Task to complete
Each entry below is to be written out exactly, and the pictures are to be left out.

Data excerpts

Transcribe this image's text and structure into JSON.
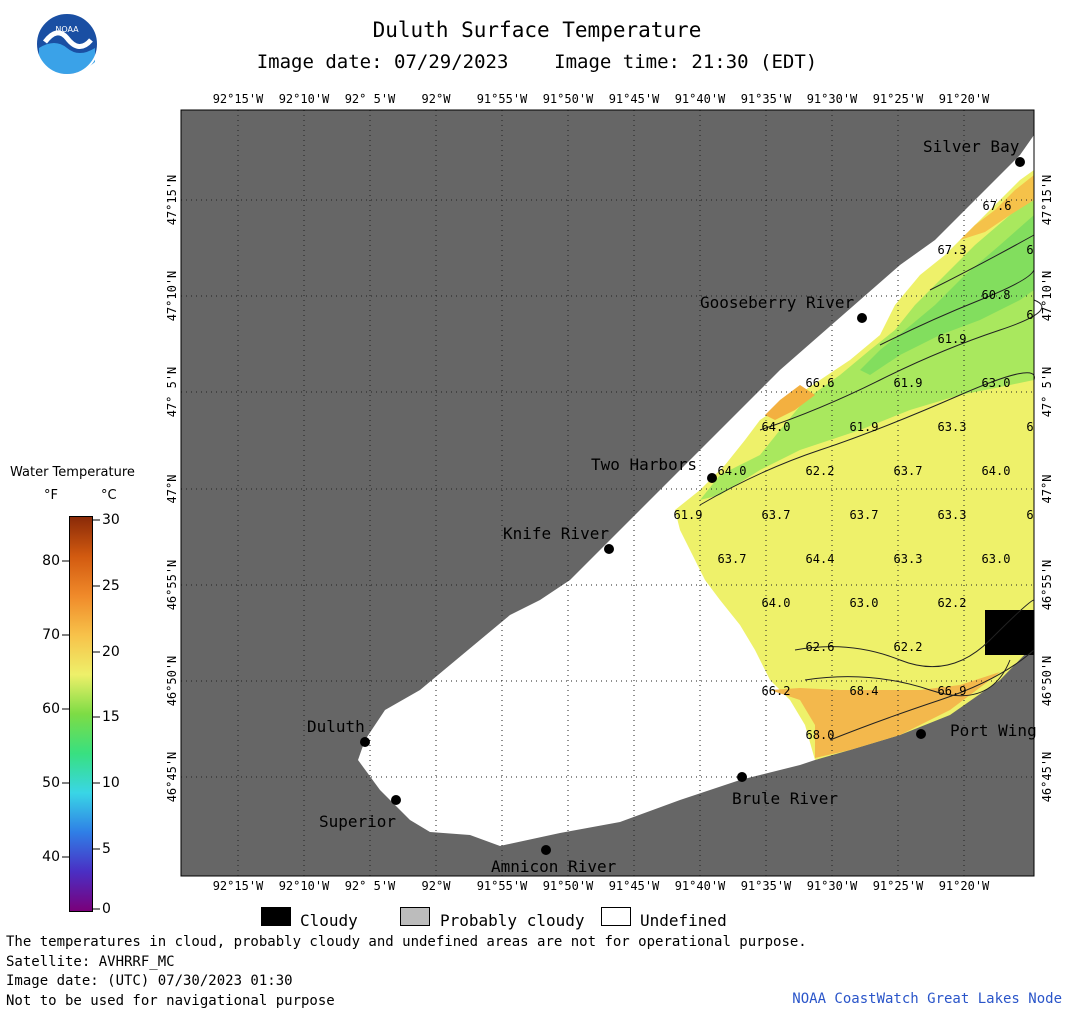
{
  "title": "Duluth Surface Temperature",
  "subtitle": "Image date: 07/29/2023    Image time: 21:30 (EDT)",
  "logo": {
    "text": "NOAA",
    "icon": "noaa-logo-icon"
  },
  "lon_labels": [
    "92°15'W",
    "92°10'W",
    "92° 5'W",
    "92°W",
    "91°55'W",
    "91°50'W",
    "91°45'W",
    "91°40'W",
    "91°35'W",
    "91°30'W",
    "91°25'W",
    "91°20'W"
  ],
  "lat_labels": [
    "47°15'N",
    "47°10'N",
    "47° 5'N",
    "47°N",
    "46°55'N",
    "46°50'N",
    "46°45'N"
  ],
  "towns": [
    {
      "name": "Silver Bay"
    },
    {
      "name": "Gooseberry River"
    },
    {
      "name": "Two Harbors"
    },
    {
      "name": "Knife River"
    },
    {
      "name": "Duluth"
    },
    {
      "name": "Superior"
    },
    {
      "name": "Amnicon River"
    },
    {
      "name": "Brule River"
    },
    {
      "name": "Port Wing"
    }
  ],
  "temperature_labels": [
    "67.6",
    "67.3",
    "60.8",
    "61.9",
    "66.6",
    "61.9",
    "63.0",
    "64.0",
    "61.9",
    "63.3",
    "64.0",
    "62.2",
    "63.7",
    "64.0",
    "61.9",
    "63.7",
    "63.7",
    "63.3",
    "63.7",
    "64.4",
    "63.3",
    "63.0",
    "64.0",
    "63.0",
    "62.2",
    "62.6",
    "62.2",
    "66.2",
    "68.4",
    "66.9",
    "68.0",
    "6",
    "6",
    "6",
    "6"
  ],
  "legend": {
    "title": "Water Temperature",
    "unit_f": "°F",
    "unit_c": "°C",
    "f_ticks": [
      "80",
      "70",
      "60",
      "50",
      "40"
    ],
    "c_ticks": [
      "30",
      "25",
      "20",
      "15",
      "10",
      "5",
      "0"
    ],
    "colors": [
      "#7a007a",
      "#4a2fc4",
      "#2f7fe6",
      "#39d6e6",
      "#38e080",
      "#7ddc45",
      "#eef06a",
      "#f7c24a",
      "#f08a2a",
      "#d25a10",
      "#8a2a08"
    ]
  },
  "key": [
    {
      "label": "Cloudy",
      "color": "#000000"
    },
    {
      "label": "Probably cloudy",
      "color": "#bcbcbc"
    },
    {
      "label": "Undefined",
      "color": "#ffffff"
    }
  ],
  "footer": {
    "disclaimer": "The temperatures in cloud, probably cloudy and undefined areas are not for operational purpose.",
    "satellite": "Satellite: AVHRRF_MC",
    "utc_date": "Image date: (UTC) 07/30/2023  01:30",
    "nav": "Not to be used for navigational purpose",
    "credit": "NOAA CoastWatch Great Lakes Node"
  },
  "colors": {
    "land": "#666666",
    "undefined_water": "#ffffff",
    "warm": "#f2b84b",
    "orange": "#f5a83a",
    "yellow": "#f1f46f",
    "light_green": "#c6ee6a",
    "green": "#86e063",
    "cloud": "#000000"
  }
}
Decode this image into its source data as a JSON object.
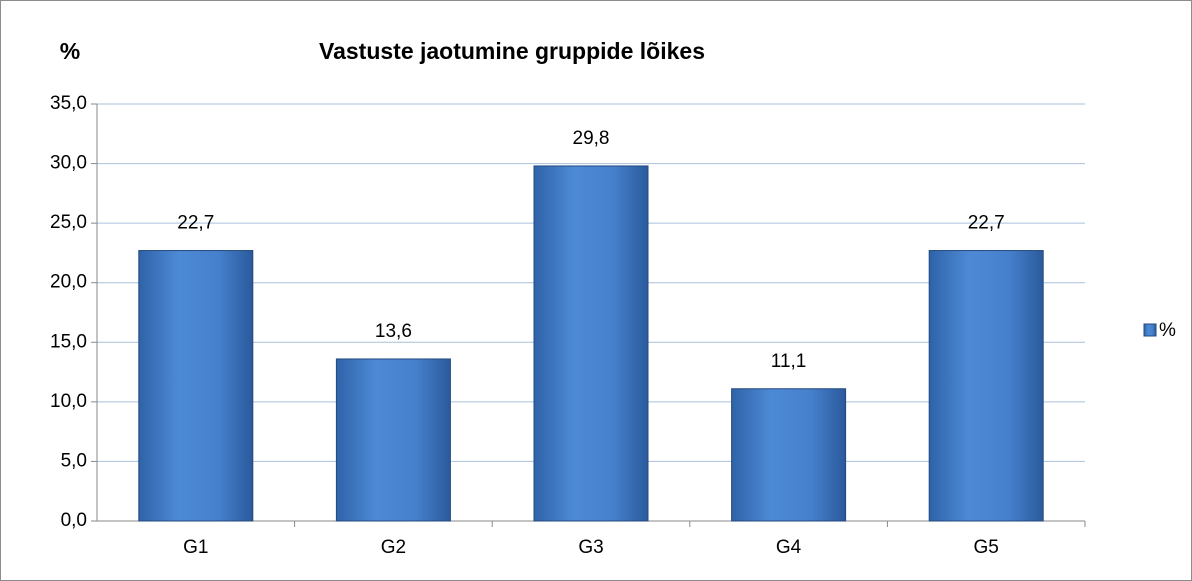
{
  "chart_data": {
    "type": "bar",
    "title": "Vastuste jaotumine gruppide lõikes",
    "y_label": "%",
    "categories": [
      "G1",
      "G2",
      "G3",
      "G4",
      "G5"
    ],
    "series": [
      {
        "name": "%",
        "color": "#4a86d0",
        "values": [
          22.7,
          13.6,
          29.8,
          11.1,
          22.7
        ],
        "value_labels": [
          "22,7",
          "13,6",
          "29,8",
          "11,1",
          "22,7"
        ]
      }
    ],
    "ylim": [
      0,
      35
    ],
    "yticks": [
      {
        "value": 0,
        "label": "0,0"
      },
      {
        "value": 5,
        "label": "5,0"
      },
      {
        "value": 10,
        "label": "10,0"
      },
      {
        "value": 15,
        "label": "15,0"
      },
      {
        "value": 20,
        "label": "20,0"
      },
      {
        "value": 25,
        "label": "25,0"
      },
      {
        "value": 30,
        "label": "30,0"
      },
      {
        "value": 35,
        "label": "35,0"
      }
    ],
    "grid": true,
    "legend": "right"
  }
}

Task output
Transcribe this image's text and structure into JSON.
{
  "title": "Duluth Surface Temperature",
  "subtitle": "Image date: 07/29/2023    Image time: 21:30 (EDT)",
  "logo": {
    "text": "NOAA",
    "icon": "noaa-logo-icon"
  },
  "lon_labels": [
    "92°15'W",
    "92°10'W",
    "92° 5'W",
    "92°W",
    "91°55'W",
    "91°50'W",
    "91°45'W",
    "91°40'W",
    "91°35'W",
    "91°30'W",
    "91°25'W",
    "91°20'W"
  ],
  "lat_labels": [
    "47°15'N",
    "47°10'N",
    "47° 5'N",
    "47°N",
    "46°55'N",
    "46°50'N",
    "46°45'N"
  ],
  "towns": [
    {
      "name": "Silver Bay"
    },
    {
      "name": "Gooseberry River"
    },
    {
      "name": "Two Harbors"
    },
    {
      "name": "Knife River"
    },
    {
      "name": "Duluth"
    },
    {
      "name": "Superior"
    },
    {
      "name": "Amnicon River"
    },
    {
      "name": "Brule River"
    },
    {
      "name": "Port Wing"
    }
  ],
  "temperature_labels": [
    "67.6",
    "67.3",
    "60.8",
    "61.9",
    "66.6",
    "61.9",
    "63.0",
    "64.0",
    "61.9",
    "63.3",
    "64.0",
    "62.2",
    "63.7",
    "64.0",
    "61.9",
    "63.7",
    "63.7",
    "63.3",
    "63.7",
    "64.4",
    "63.3",
    "63.0",
    "64.0",
    "63.0",
    "62.2",
    "62.6",
    "62.2",
    "66.2",
    "68.4",
    "66.9",
    "68.0",
    "6",
    "6",
    "6",
    "6"
  ],
  "legend": {
    "title": "Water Temperature",
    "unit_f": "°F",
    "unit_c": "°C",
    "f_ticks": [
      "80",
      "70",
      "60",
      "50",
      "40"
    ],
    "c_ticks": [
      "30",
      "25",
      "20",
      "15",
      "10",
      "5",
      "0"
    ],
    "colors": [
      "#7a007a",
      "#4a2fc4",
      "#2f7fe6",
      "#39d6e6",
      "#38e080",
      "#7ddc45",
      "#eef06a",
      "#f7c24a",
      "#f08a2a",
      "#d25a10",
      "#8a2a08"
    ]
  },
  "key": [
    {
      "label": "Cloudy",
      "color": "#000000"
    },
    {
      "label": "Probably cloudy",
      "color": "#bcbcbc"
    },
    {
      "label": "Undefined",
      "color": "#ffffff"
    }
  ],
  "footer": {
    "disclaimer": "The temperatures in cloud, probably cloudy and undefined areas are not for operational purpose.",
    "satellite": "Satellite: AVHRRF_MC",
    "utc_date": "Image date: (UTC) 07/30/2023  01:30",
    "nav": "Not to be used for navigational purpose",
    "credit": "NOAA CoastWatch Great Lakes Node"
  },
  "colors": {
    "land": "#666666",
    "undefined_water": "#ffffff",
    "warm": "#f2b84b",
    "orange": "#f5a83a",
    "yellow": "#f1f46f",
    "light_green": "#c6ee6a",
    "green": "#86e063",
    "cloud": "#000000"
  }
}
Decode this image into its source data as a JSON object.
{
  "chart_data": {
    "type": "bar",
    "title": "Vastuste jaotumine gruppide lõikes",
    "y_label": "%",
    "categories": [
      "G1",
      "G2",
      "G3",
      "G4",
      "G5"
    ],
    "series": [
      {
        "name": "%",
        "color": "#4a86d0",
        "values": [
          22.7,
          13.6,
          29.8,
          11.1,
          22.7
        ],
        "value_labels": [
          "22,7",
          "13,6",
          "29,8",
          "11,1",
          "22,7"
        ]
      }
    ],
    "ylim": [
      0,
      35
    ],
    "yticks": [
      {
        "value": 0,
        "label": "0,0"
      },
      {
        "value": 5,
        "label": "5,0"
      },
      {
        "value": 10,
        "label": "10,0"
      },
      {
        "value": 15,
        "label": "15,0"
      },
      {
        "value": 20,
        "label": "20,0"
      },
      {
        "value": 25,
        "label": "25,0"
      },
      {
        "value": 30,
        "label": "30,0"
      },
      {
        "value": 35,
        "label": "35,0"
      }
    ],
    "grid": true,
    "legend": "right"
  }
}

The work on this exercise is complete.